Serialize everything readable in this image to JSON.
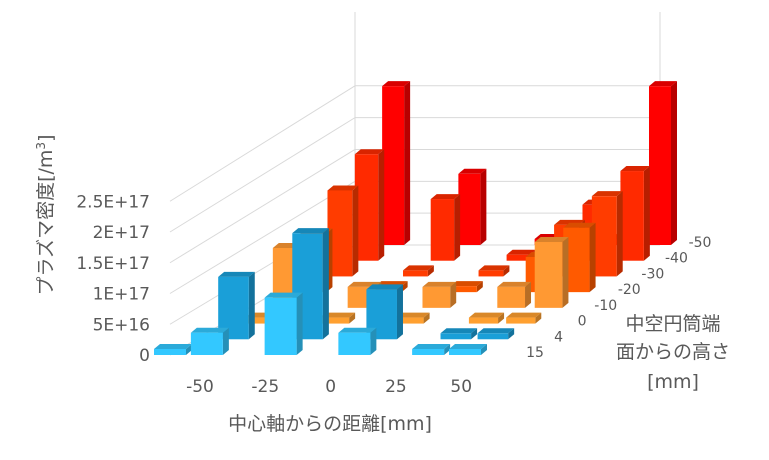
{
  "chart_data": {
    "type": "bar3d",
    "xlabel": "中心軸からの距離[mm]",
    "ylabel_prefix": "プラズマ密度[/m",
    "ylabel_sup": "3",
    "ylabel_suffix": "]",
    "zlabel_lines": [
      "中空円筒端",
      "面からの高さ",
      "[mm]"
    ],
    "x_ticks": [
      "-50",
      "-25",
      "0",
      "25",
      "50"
    ],
    "y_ticks": [
      "0",
      "5E+16",
      "1E+17",
      "1.5E+17",
      "2E+17",
      "2.5E+17"
    ],
    "ylim": [
      0,
      300000000000000000
    ],
    "rows": [
      "-50",
      "-40",
      "-30",
      "-20",
      "-10",
      "0",
      "4",
      "15"
    ],
    "x_positions": [
      -50,
      -37.5,
      -25,
      -12.5,
      0,
      12.5,
      25,
      37.5,
      50
    ],
    "row_colors": [
      "#ff0000",
      "#ff2a00",
      "#ff3c00",
      "#ff5a00",
      "#ff9933",
      "#ffa030",
      "#1a9fd8",
      "#33c8ff"
    ],
    "values": [
      [
        null,
        2.9e+17,
        null,
        1.3e+17,
        null,
        8000000000000000.0,
        null,
        8000000000000000.0,
        2.9e+17
      ],
      [
        null,
        1.9e+17,
        null,
        1.1e+17,
        null,
        8000000000000000.0,
        null,
        1e+17,
        1.6e+17
      ],
      [
        null,
        1.5e+17,
        null,
        8000000000000000.0,
        null,
        8000000000000000.0,
        null,
        9e+16,
        1.4e+17
      ],
      [
        null,
        1e+17,
        null,
        8000000000000000.0,
        null,
        8000000000000000.0,
        null,
        6e+16,
        1.1e+17
      ],
      [
        null,
        1e+17,
        null,
        3.5e+16,
        null,
        3.5e+16,
        null,
        3.5e+16,
        1.1e+17
      ],
      [
        null,
        8000000000000000.0,
        null,
        8000000000000000.0,
        null,
        8000000000000000.0,
        null,
        8000000000000000.0,
        8000000000000000.0
      ],
      [
        null,
        1e+17,
        null,
        1.7e+17,
        null,
        8e+16,
        null,
        8000000000000000.0,
        8000000000000000.0
      ],
      [
        8000000000000000.0,
        3.5e+16,
        null,
        9e+16,
        null,
        3.5e+16,
        null,
        8000000000000000.0,
        8000000000000000.0
      ]
    ]
  }
}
--
:: Task to carry out ::
Go through the data above and transcribe it in full, omitting any image.

:: Complete response ::
Serialize everything readable in this image to JSON.
{
  "chart_data": {
    "type": "bar3d",
    "xlabel": "中心軸からの距離[mm]",
    "ylabel_prefix": "プラズマ密度[/m",
    "ylabel_sup": "3",
    "ylabel_suffix": "]",
    "zlabel_lines": [
      "中空円筒端",
      "面からの高さ",
      "[mm]"
    ],
    "x_ticks": [
      "-50",
      "-25",
      "0",
      "25",
      "50"
    ],
    "y_ticks": [
      "0",
      "5E+16",
      "1E+17",
      "1.5E+17",
      "2E+17",
      "2.5E+17"
    ],
    "ylim": [
      0,
      300000000000000000
    ],
    "rows": [
      "-50",
      "-40",
      "-30",
      "-20",
      "-10",
      "0",
      "4",
      "15"
    ],
    "x_positions": [
      -50,
      -37.5,
      -25,
      -12.5,
      0,
      12.5,
      25,
      37.5,
      50
    ],
    "row_colors": [
      "#ff0000",
      "#ff2a00",
      "#ff3c00",
      "#ff5a00",
      "#ff9933",
      "#ffa030",
      "#1a9fd8",
      "#33c8ff"
    ],
    "values": [
      [
        null,
        2.9e+17,
        null,
        1.3e+17,
        null,
        8000000000000000.0,
        null,
        8000000000000000.0,
        2.9e+17
      ],
      [
        null,
        1.9e+17,
        null,
        1.1e+17,
        null,
        8000000000000000.0,
        null,
        1e+17,
        1.6e+17
      ],
      [
        null,
        1.5e+17,
        null,
        8000000000000000.0,
        null,
        8000000000000000.0,
        null,
        9e+16,
        1.4e+17
      ],
      [
        null,
        1e+17,
        null,
        8000000000000000.0,
        null,
        8000000000000000.0,
        null,
        6e+16,
        1.1e+17
      ],
      [
        null,
        1e+17,
        null,
        3.5e+16,
        null,
        3.5e+16,
        null,
        3.5e+16,
        1.1e+17
      ],
      [
        null,
        8000000000000000.0,
        null,
        8000000000000000.0,
        null,
        8000000000000000.0,
        null,
        8000000000000000.0,
        8000000000000000.0
      ],
      [
        null,
        1e+17,
        null,
        1.7e+17,
        null,
        8e+16,
        null,
        8000000000000000.0,
        8000000000000000.0
      ],
      [
        8000000000000000.0,
        3.5e+16,
        null,
        9e+16,
        null,
        3.5e+16,
        null,
        8000000000000000.0,
        8000000000000000.0
      ]
    ]
  }
}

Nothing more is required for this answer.